_Instructions to follow_. Reproduce the lines of the material exactly, excluding every image.

start Information shown

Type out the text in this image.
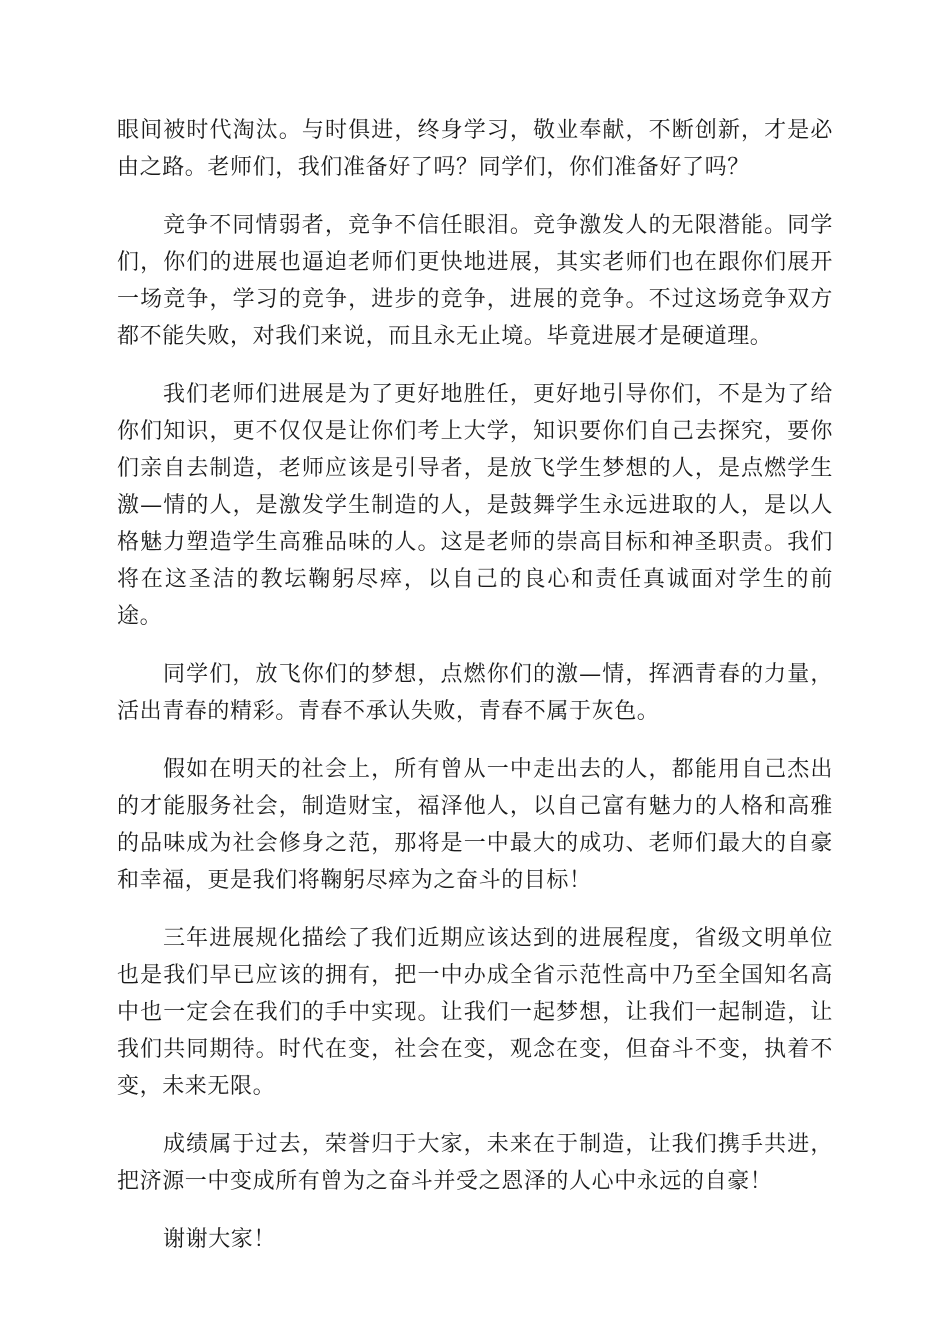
眼间被时代淘汰。与时俱进，终身学习，敬业奉献，不断创新，才是必由之路。老师们，我们准备好了吗？同学们，你们准备好了吗？

竞争不同情弱者，竞争不信任眼泪。竞争激发人的无限潜能。同学们，你们的进展也逼迫老师们更快地进展，其实老师们也在跟你们展开一场竞争，学习的竞争，进步的竞争，进展的竞争。不过这场竞争双方都不能失败，对我们来说，而且永无止境。毕竟进展才是硬道理。

我们老师们进展是为了更好地胜任，更好地引导你们，不是为了给你们知识，更不仅仅是让你们考上大学，知识要你们自己去探究，要你们亲自去制造，老师应该是引导者，是放飞学生梦想的人，是点燃学生激—情的人，是激发学生制造的人，是鼓舞学生永远进取的人，是以人格魅力塑造学生高雅品味的人。这是老师的崇高目标和神圣职责。我们将在这圣洁的教坛鞠躬尽瘁，以自己的良心和责任真诚面对学生的前途。

同学们，放飞你们的梦想，点燃你们的激—情，挥洒青春的力量，活出青春的精彩。青春不承认失败，青春不属于灰色。

假如在明天的社会上，所有曾从一中走出去的人，都能用自己杰出的才能服务社会，制造财宝，福泽他人，以自己富有魅力的人格和高雅的品味成为社会修身之范，那将是一中最大的成功、老师们最大的自豪和幸福，更是我们将鞠躬尽瘁为之奋斗的目标！

三年进展规化描绘了我们近期应该达到的进展程度，省级文明单位也是我们早已应该的拥有，把一中办成全省示范性高中乃至全国知名高中也一定会在我们的手中实现。让我们一起梦想，让我们一起制造，让我们共同期待。时代在变，社会在变，观念在变，但奋斗不变，执着不变，未来无限。

成绩属于过去，荣誉归于大家，未来在于制造，让我们携手共进，把济源一中变成所有曾为之奋斗并受之恩泽的人心中永远的自豪！

谢谢大家！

end Information shown

_Solution to this problem_.
Type out the text in this image.
眼间被时代淘汰。与时俱进，终身学习，敬业奉献，不断创新，才是必由之路。老师们，我们准备好了吗？同学们，你们准备好了吗？

竞争不同情弱者，竞争不信任眼泪。竞争激发人的无限潜能。同学们，你们的进展也逼迫老师们更快地进展，其实老师们也在跟你们展开一场竞争，学习的竞争，进步的竞争，进展的竞争。不过这场竞争双方都不能失败，对我们来说，而且永无止境。毕竟进展才是硬道理。

我们老师们进展是为了更好地胜任，更好地引导你们，不是为了给你们知识，更不仅仅是让你们考上大学，知识要你们自己去探究，要你们亲自去制造，老师应该是引导者，是放飞学生梦想的人，是点燃学生激—情的人，是激发学生制造的人，是鼓舞学生永远进取的人，是以人格魅力塑造学生高雅品味的人。这是老师的崇高目标和神圣职责。我们将在这圣洁的教坛鞠躬尽瘁，以自己的良心和责任真诚面对学生的前途。

同学们，放飞你们的梦想，点燃你们的激—情，挥洒青春的力量，活出青春的精彩。青春不承认失败，青春不属于灰色。

假如在明天的社会上，所有曾从一中走出去的人，都能用自己杰出的才能服务社会，制造财宝，福泽他人，以自己富有魅力的人格和高雅的品味成为社会修身之范，那将是一中最大的成功、老师们最大的自豪和幸福，更是我们将鞠躬尽瘁为之奋斗的目标！

三年进展规化描绘了我们近期应该达到的进展程度，省级文明单位也是我们早已应该的拥有，把一中办成全省示范性高中乃至全国知名高中也一定会在我们的手中实现。让我们一起梦想，让我们一起制造，让我们共同期待。时代在变，社会在变，观念在变，但奋斗不变，执着不变，未来无限。

成绩属于过去，荣誉归于大家，未来在于制造，让我们携手共进，把济源一中变成所有曾为之奋斗并受之恩泽的人心中永远的自豪！

谢谢大家！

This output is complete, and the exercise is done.